*Stored rows*:
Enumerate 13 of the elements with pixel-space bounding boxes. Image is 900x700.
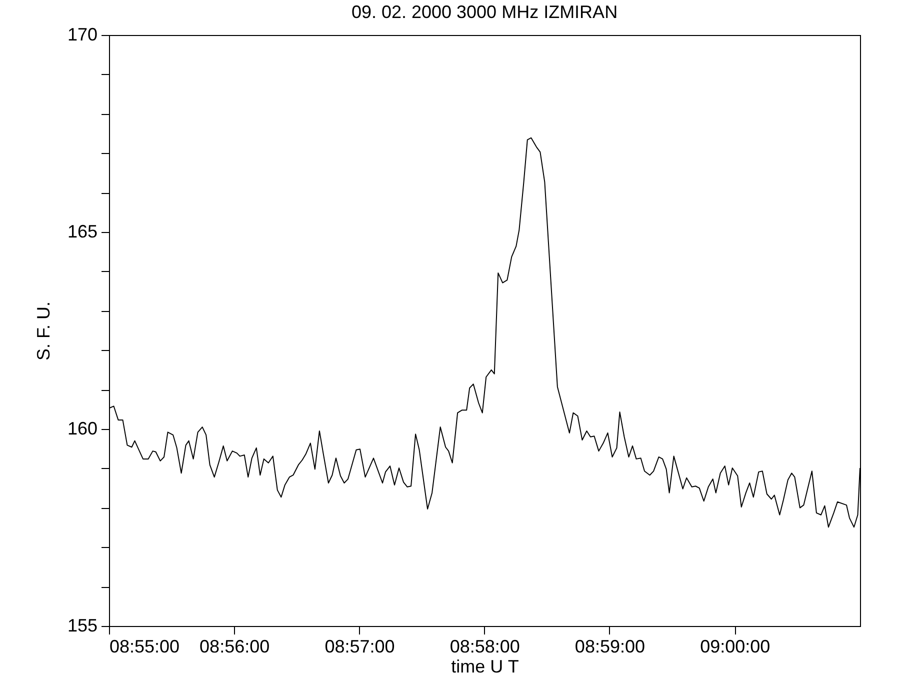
y-tick-label: 170 <box>67 24 98 44</box>
x-tick-label: 08:59:00 <box>574 636 646 656</box>
y-tick-label: 160 <box>67 418 98 438</box>
y-tick-label: 165 <box>67 222 98 242</box>
chart-title: 09. 02. 2000 3000 MHz IZMIRAN <box>351 2 618 22</box>
x-tick-label: 08:55:00 <box>110 636 180 656</box>
x-tick-label: 08:58:00 <box>450 636 520 656</box>
x-axis-title: time U T <box>451 656 519 676</box>
x-tick-label: 08:56:00 <box>200 636 270 656</box>
y-tick-label: 155 <box>67 616 98 636</box>
y-axis-title: S. F. U. <box>33 301 54 361</box>
x-tick-label: 08:57:00 <box>324 636 395 656</box>
x-tick-label: 09:00:00 <box>700 636 770 656</box>
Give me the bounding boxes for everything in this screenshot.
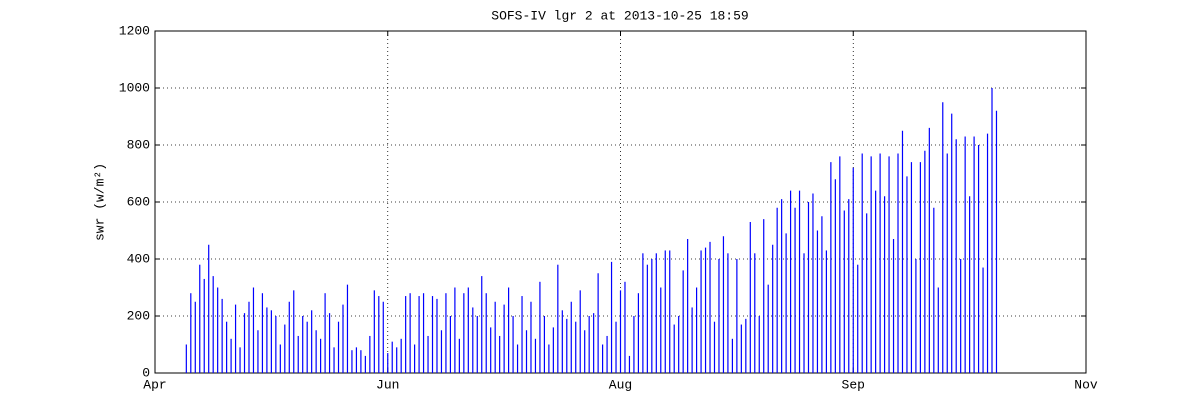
x-tick-label: Nov bbox=[1074, 377, 1098, 392]
y-axis-label: swr (w/m²) bbox=[92, 163, 107, 241]
chart-title: SOFS-IV lgr 2 at 2013-10-25 18:59 bbox=[491, 8, 748, 23]
y-tick-label: 0 bbox=[142, 365, 150, 380]
y-tick-label: 200 bbox=[127, 308, 150, 323]
y-tick-label: 800 bbox=[127, 137, 150, 152]
x-tick-label: Sep bbox=[842, 377, 865, 392]
x-tick-label: Jun bbox=[376, 377, 399, 392]
y-tick-label: 600 bbox=[127, 194, 150, 209]
x-tick-label: Apr bbox=[143, 377, 166, 392]
y-tick-label: 400 bbox=[127, 251, 150, 266]
y-tick-label: 1200 bbox=[119, 23, 150, 38]
x-tick-label: Aug bbox=[609, 377, 632, 392]
y-tick-label: 1000 bbox=[119, 80, 150, 95]
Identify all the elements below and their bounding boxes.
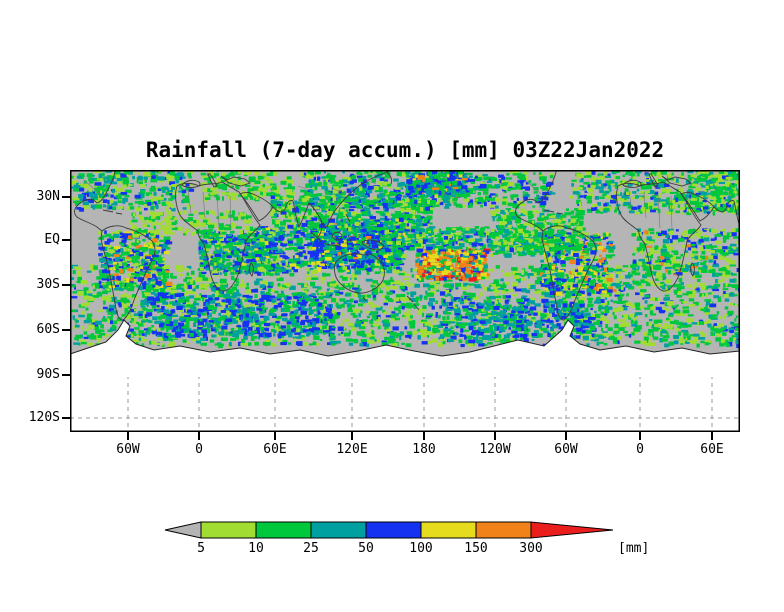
coastlines [74, 170, 420, 321]
colorbar-units-label: [mm] [618, 541, 650, 556]
colorbar-boundary-label: 25 [303, 541, 319, 556]
x-axis-label: 60E [263, 442, 287, 457]
x-axis-tick [494, 432, 496, 440]
x-axis-label: 120W [479, 442, 511, 457]
y-axis-label: 120S [28, 410, 60, 425]
colorbar-boundary-label: 150 [464, 541, 488, 556]
colorbar-boundary-label: 5 [197, 541, 205, 556]
colorbar-boundary-label: 100 [409, 541, 433, 556]
x-axis-label: 60E [700, 442, 724, 457]
chart-title: Rainfall (7-day accum.) [mm] 03Z22Jan202… [145, 138, 665, 162]
x-axis-label: 60W [554, 442, 578, 457]
colorbar-segment [420, 521, 477, 539]
x-axis-tick [639, 432, 641, 440]
x-axis-tick [565, 432, 567, 440]
y-axis-label: 30N [36, 189, 60, 204]
x-axis-label: 180 [412, 442, 436, 457]
colorbar-below-min-arrow [164, 521, 202, 539]
colorbar-boundary-label: 50 [358, 541, 374, 556]
x-axis-tick [198, 432, 200, 440]
x-axis-label: 120E [336, 442, 368, 457]
y-axis-label: EQ [44, 232, 60, 247]
colorbar-segment [310, 521, 367, 539]
colorbar-legend [164, 521, 614, 539]
colorbar-boundary-label: 300 [519, 541, 543, 556]
antarctica [70, 320, 740, 377]
y-axis-label: 60S [36, 322, 60, 337]
x-axis-tick [351, 432, 353, 440]
y-axis-label: 90S [36, 367, 60, 382]
colorbar-segment [255, 521, 312, 539]
world-rainfall-map [70, 170, 740, 432]
x-axis-label: 0 [636, 442, 644, 457]
plot-frame [70, 170, 740, 432]
rainfall-pixels [70, 170, 740, 349]
y-axis-tick [62, 417, 70, 419]
colorbar-segment [475, 521, 532, 539]
y-axis-tick [62, 329, 70, 331]
x-axis-tick [274, 432, 276, 440]
y-axis-tick [62, 239, 70, 241]
x-axis-label: 0 [195, 442, 203, 457]
colorbar-boundary-label: 10 [248, 541, 264, 556]
y-axis-tick [62, 374, 70, 376]
y-axis-tick [62, 284, 70, 286]
x-axis-tick [423, 432, 425, 440]
x-axis-tick [711, 432, 713, 440]
colorbar-segment [200, 521, 257, 539]
coastlines [515, 170, 740, 321]
x-axis-tick [127, 432, 129, 440]
colorbar-segment [365, 521, 422, 539]
y-axis-label: 30S [36, 277, 60, 292]
x-axis-label: 60W [116, 442, 140, 457]
y-axis-tick [62, 196, 70, 198]
colorbar-above-max-arrow [530, 521, 614, 539]
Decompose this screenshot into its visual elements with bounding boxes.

*Task prompt*: Collect every line of the records above that contains the word "elements". Case counts.

*Task response*:
Enumerate 13 of the elements with pixel-space bounding boxes. Image is 900x700.
Identify all the elements below and their bounding boxes.
Decompose this screenshot into its visual elements with bounding boxes.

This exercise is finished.